ABOUT THIS TASK - Give back the entire listing that follows, exactly.

DATA TO EXAMINE -
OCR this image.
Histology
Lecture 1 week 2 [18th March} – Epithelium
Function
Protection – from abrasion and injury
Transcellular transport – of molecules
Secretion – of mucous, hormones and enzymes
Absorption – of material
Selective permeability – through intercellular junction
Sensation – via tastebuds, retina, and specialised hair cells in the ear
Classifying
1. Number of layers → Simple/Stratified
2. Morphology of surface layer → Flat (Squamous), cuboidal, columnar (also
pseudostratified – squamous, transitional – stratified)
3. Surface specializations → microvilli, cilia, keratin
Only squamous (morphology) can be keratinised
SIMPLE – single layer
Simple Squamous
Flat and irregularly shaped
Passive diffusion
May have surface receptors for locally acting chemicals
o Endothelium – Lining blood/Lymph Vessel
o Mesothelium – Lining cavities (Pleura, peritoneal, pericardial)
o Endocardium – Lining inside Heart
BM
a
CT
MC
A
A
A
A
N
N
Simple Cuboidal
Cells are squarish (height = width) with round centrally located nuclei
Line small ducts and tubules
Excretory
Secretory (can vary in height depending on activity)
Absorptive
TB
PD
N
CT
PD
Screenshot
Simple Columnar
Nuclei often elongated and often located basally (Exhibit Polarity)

TASK ANSWER -
OCR this image.
Histology
Lecture 1 week 2 [18th March} – Epithelium
Function
Protection – from abrasion and injury
Transcellular transport – of molecules
Secretion – of mucous, hormones and enzymes
Absorption – of material
Selective permeability – through intercellular junction
Sensation – via tastebuds, retina, and specialised hair cells in the ear
Classifying
1. Number of layers → Simple/Stratified
2. Morphology of surface layer → Flat (Squamous), cuboidal, columnar (also
pseudostratified – squamous, transitional – stratified)
3. Surface specializations → microvilli, cilia, keratin
Only squamous (morphology) can be keratinised
SIMPLE – single layer
Simple Squamous
Flat and irregularly shaped
Passive diffusion
May have surface receptors for locally acting chemicals
o Endothelium – Lining blood/Lymph Vessel
o Mesothelium – Lining cavities (Pleura, peritoneal, pericardial)
o Endocardium – Lining inside Heart
BM
a
CT
MC
A
A
A
A
N
N
Simple Cuboidal
Cells are squarish (height = width) with round centrally located nuclei
Line small ducts and tubules
Excretory
Secretory (can vary in height depending on activity)
Absorptive
TB
PD
N
CT
PD
Screenshot
Simple Columnar
Nuclei often elongated and often located basally (Exhibit Polarity)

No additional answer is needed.